Information provided Start Marker
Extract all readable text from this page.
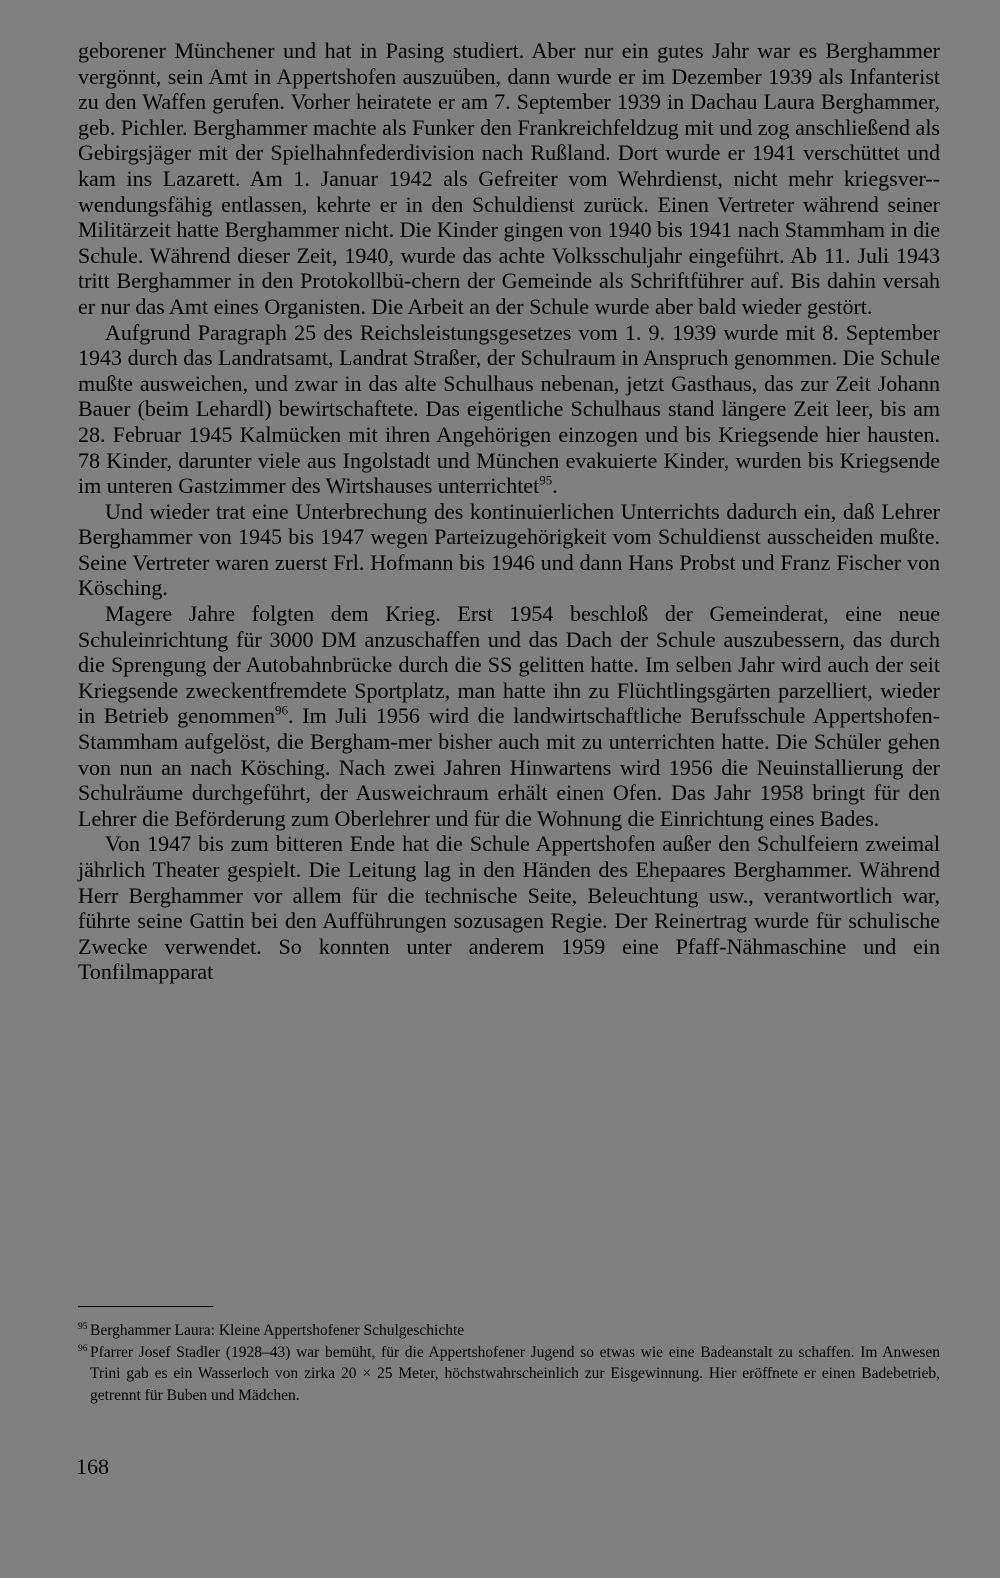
geborener Münchener und hat in Pasing studiert. Aber nur ein gutes Jahr war es Berghammer vergönnt, sein Amt in Appertshofen auszuüben, dann wurde er im Dezember 1939 als Infanterist zu den Waffen gerufen. Vorher heiratete er am 7. September 1939 in Dachau Laura Berghammer, geb. Pichler. Berghammer machte als Funker den Frankreichfeldzug mit und zog anschließend als Gebirgsjäger mit der Spielhahnfederdivision nach Rußland. Dort wurde er 1941 verschüttet und kam ins Lazarett. Am 1. Januar 1942 als Gefreiter vom Wehrdienst, nicht mehr kriegsver-wendungsfähig entlassen, kehrte er in den Schuldienst zurück. Einen Vertreter während seiner Militärzeit hatte Berghammer nicht. Die Kinder gingen von 1940 bis 1941 nach Stammham in die Schule. Während dieser Zeit, 1940, wurde das achte Volksschuljahr eingeführt. Ab 11. Juli 1943 tritt Berghammer in den Protokollbü-chern der Gemeinde als Schriftführer auf. Bis dahin versah er nur das Amt eines Organisten. Die Arbeit an der Schule wurde aber bald wieder gestört.

Aufgrund Paragraph 25 des Reichsleistungsgesetzes vom 1. 9. 1939 wurde mit 8. September 1943 durch das Landratsamt, Landrat Straßer, der Schulraum in Anspruch genommen. Die Schule mußte ausweichen, und zwar in das alte Schulhaus nebenan, jetzt Gasthaus, das zur Zeit Johann Bauer (beim Lehardl) bewirtschaftete. Das eigentliche Schulhaus stand längere Zeit leer, bis am 28. Februar 1945 Kalmücken mit ihren Angehörigen einzogen und bis Kriegsende hier hausten. 78 Kinder, darunter viele aus Ingolstadt und München evakuierte Kinder, wurden bis Kriegsende im unteren Gastzimmer des Wirtshauses unterrichtet$^{95}$.

Und wieder trat eine Unterbrechung des kontinuierlichen Unterrichts dadurch ein, daß Lehrer Berghammer von 1945 bis 1947 wegen Parteizugehörigkeit vom Schuldienst ausscheiden mußte. Seine Vertreter waren zuerst Frl. Hofmann bis 1946 und dann Hans Probst und Franz Fischer von Kösching.

Magere Jahre folgten dem Krieg. Erst 1954 beschloß der Gemeinderat, eine neue Schuleinrichtung für 3000 DM anzuschaffen und das Dach der Schule auszubessern, das durch die Sprengung der Autobahnbrücke durch die SS gelitten hatte. Im selben Jahr wird auch der seit Kriegsende zweckentfremdete Sportplatz, man hatte ihn zu Flüchtlingsgärten parzelliert, wieder in Betrieb genommen$^{96}$. Im Juli 1956 wird die landwirtschaftliche Berufsschule Appertshofen-Stammham aufgelöst, die Bergham-mer bisher auch mit zu unterrichten hatte. Die Schüler gehen von nun an nach Kösching. Nach zwei Jahren Hinwartens wird 1956 die Neuinstallierung der Schulräume durchgeführt, der Ausweichraum erhält einen Ofen. Das Jahr 1958 bringt für den Lehrer die Beförderung zum Oberlehrer und für die Wohnung die Einrichtung eines Bades.

Von 1947 bis zum bitteren Ende hat die Schule Appertshofen außer den Schulfeiern zweimal jährlich Theater gespielt. Die Leitung lag in den Händen des Ehepaares Berghammer. Während Herr Berghammer vor allem für die technische Seite, Beleuchtung usw., verantwortlich war, führte seine Gattin bei den Aufführungen sozusagen Regie. Der Reinertrag wurde für schulische Zwecke verwendet. So konnten unter anderem 1959 eine Pfaff-Nähmaschine und ein Tonfilmapparat

95 Berghammer Laura: Kleine Appertshofener Schulgeschichte
96 Pfarrer Josef Stadler (1928–43) war bemüht, für die Appertshofener Jugend so etwas wie eine Badeanstalt zu schaffen. Im Anwesen Trini gab es ein Wasserloch von zirka 20 × 25 Meter, höchstwahrscheinlich zur Eisgewinnung. Hier eröffnete er einen Badebetrieb, getrennt für Buben und Mädchen.
168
Information provided End Marker
What you will do
The response has to be an exact copy of all the data, pictures excluded.

Result below
Extract all readable text from this page.
geborener Münchener und hat in Pasing studiert. Aber nur ein gutes Jahr war es Berghammer vergönnt, sein Amt in Appertshofen auszuüben, dann wurde er im Dezember 1939 als Infanterist zu den Waffen gerufen. Vorher heiratete er am 7. September 1939 in Dachau Laura Berghammer, geb. Pichler. Berghammer machte als Funker den Frankreichfeldzug mit und zog anschließend als Gebirgsjäger mit der Spielhahnfederdivision nach Rußland. Dort wurde er 1941 verschüttet und kam ins Lazarett. Am 1. Januar 1942 als Gefreiter vom Wehrdienst, nicht mehr kriegsver-wendungsfähig entlassen, kehrte er in den Schuldienst zurück. Einen Vertreter während seiner Militärzeit hatte Berghammer nicht. Die Kinder gingen von 1940 bis 1941 nach Stammham in die Schule. Während dieser Zeit, 1940, wurde das achte Volksschuljahr eingeführt. Ab 11. Juli 1943 tritt Berghammer in den Protokollbü-chern der Gemeinde als Schriftführer auf. Bis dahin versah er nur das Amt eines Organisten. Die Arbeit an der Schule wurde aber bald wieder gestört.

Aufgrund Paragraph 25 des Reichsleistungsgesetzes vom 1. 9. 1939 wurde mit 8. September 1943 durch das Landratsamt, Landrat Straßer, der Schulraum in Anspruch genommen. Die Schule mußte ausweichen, und zwar in das alte Schulhaus nebenan, jetzt Gasthaus, das zur Zeit Johann Bauer (beim Lehardl) bewirtschaftete. Das eigentliche Schulhaus stand längere Zeit leer, bis am 28. Februar 1945 Kalmücken mit ihren Angehörigen einzogen und bis Kriegsende hier hausten. 78 Kinder, darunter viele aus Ingolstadt und München evakuierte Kinder, wurden bis Kriegsende im unteren Gastzimmer des Wirtshauses unterrichtet$^{95}$.

Und wieder trat eine Unterbrechung des kontinuierlichen Unterrichts dadurch ein, daß Lehrer Berghammer von 1945 bis 1947 wegen Parteizugehörigkeit vom Schuldienst ausscheiden mußte. Seine Vertreter waren zuerst Frl. Hofmann bis 1946 und dann Hans Probst und Franz Fischer von Kösching.

Magere Jahre folgten dem Krieg. Erst 1954 beschloß der Gemeinderat, eine neue Schuleinrichtung für 3000 DM anzuschaffen und das Dach der Schule auszubessern, das durch die Sprengung der Autobahnbrücke durch die SS gelitten hatte. Im selben Jahr wird auch der seit Kriegsende zweckentfremdete Sportplatz, man hatte ihn zu Flüchtlingsgärten parzelliert, wieder in Betrieb genommen$^{96}$. Im Juli 1956 wird die landwirtschaftliche Berufsschule Appertshofen-Stammham aufgelöst, die Bergham-mer bisher auch mit zu unterrichten hatte. Die Schüler gehen von nun an nach Kösching. Nach zwei Jahren Hinwartens wird 1956 die Neuinstallierung der Schulräume durchgeführt, der Ausweichraum erhält einen Ofen. Das Jahr 1958 bringt für den Lehrer die Beförderung zum Oberlehrer und für die Wohnung die Einrichtung eines Bades.

Von 1947 bis zum bitteren Ende hat die Schule Appertshofen außer den Schulfeiern zweimal jährlich Theater gespielt. Die Leitung lag in den Händen des Ehepaares Berghammer. Während Herr Berghammer vor allem für die technische Seite, Beleuchtung usw., verantwortlich war, führte seine Gattin bei den Aufführungen sozusagen Regie. Der Reinertrag wurde für schulische Zwecke verwendet. So konnten unter anderem 1959 eine Pfaff-Nähmaschine und ein Tonfilmapparat

95 Berghammer Laura: Kleine Appertshofener Schulgeschichte
96 Pfarrer Josef Stadler (1928–43) war bemüht, für die Appertshofener Jugend so etwas wie eine Badeanstalt zu schaffen. Im Anwesen Trini gab es ein Wasserloch von zirka 20 × 25 Meter, höchstwahrscheinlich zur Eisgewinnung. Hier eröffnete er einen Badebetrieb, getrennt für Buben und Mädchen.
168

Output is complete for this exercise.